■ Work to do: Return every line below in which "Supplementary" appears.

**** Records to use

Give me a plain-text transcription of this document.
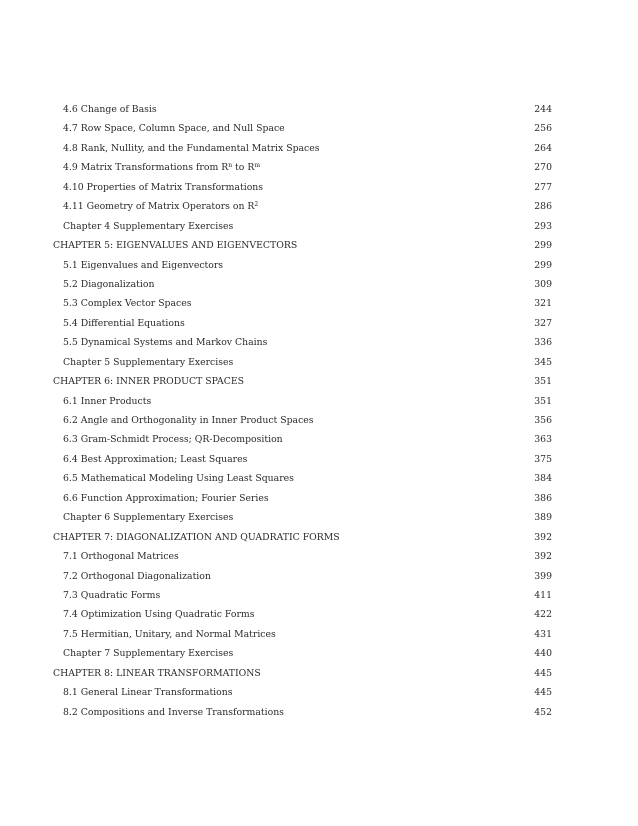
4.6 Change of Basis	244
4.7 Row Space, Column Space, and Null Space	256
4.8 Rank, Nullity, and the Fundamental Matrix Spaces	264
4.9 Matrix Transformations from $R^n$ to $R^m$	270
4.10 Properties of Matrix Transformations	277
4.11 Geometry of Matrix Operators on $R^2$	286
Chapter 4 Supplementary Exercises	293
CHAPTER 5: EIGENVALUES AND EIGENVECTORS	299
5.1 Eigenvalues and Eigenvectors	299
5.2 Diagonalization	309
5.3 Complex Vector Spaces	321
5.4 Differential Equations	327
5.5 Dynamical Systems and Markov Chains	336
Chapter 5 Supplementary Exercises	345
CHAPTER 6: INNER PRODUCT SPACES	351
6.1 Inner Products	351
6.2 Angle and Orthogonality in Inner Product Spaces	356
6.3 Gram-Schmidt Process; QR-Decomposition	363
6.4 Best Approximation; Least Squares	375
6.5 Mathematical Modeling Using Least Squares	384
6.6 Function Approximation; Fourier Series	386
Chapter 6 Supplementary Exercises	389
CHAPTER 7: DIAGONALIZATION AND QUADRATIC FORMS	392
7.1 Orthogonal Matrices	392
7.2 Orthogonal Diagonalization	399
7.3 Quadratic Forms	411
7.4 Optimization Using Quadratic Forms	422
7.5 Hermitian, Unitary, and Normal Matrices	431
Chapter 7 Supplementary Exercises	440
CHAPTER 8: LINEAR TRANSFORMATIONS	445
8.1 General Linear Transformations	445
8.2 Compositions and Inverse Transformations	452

********

■ Response to the exercise:
Chapter 4 Supplementary Exercises	293
Chapter 5 Supplementary Exercises	345
Chapter 6 Supplementary Exercises	389
Chapter 7 Supplementary Exercises	440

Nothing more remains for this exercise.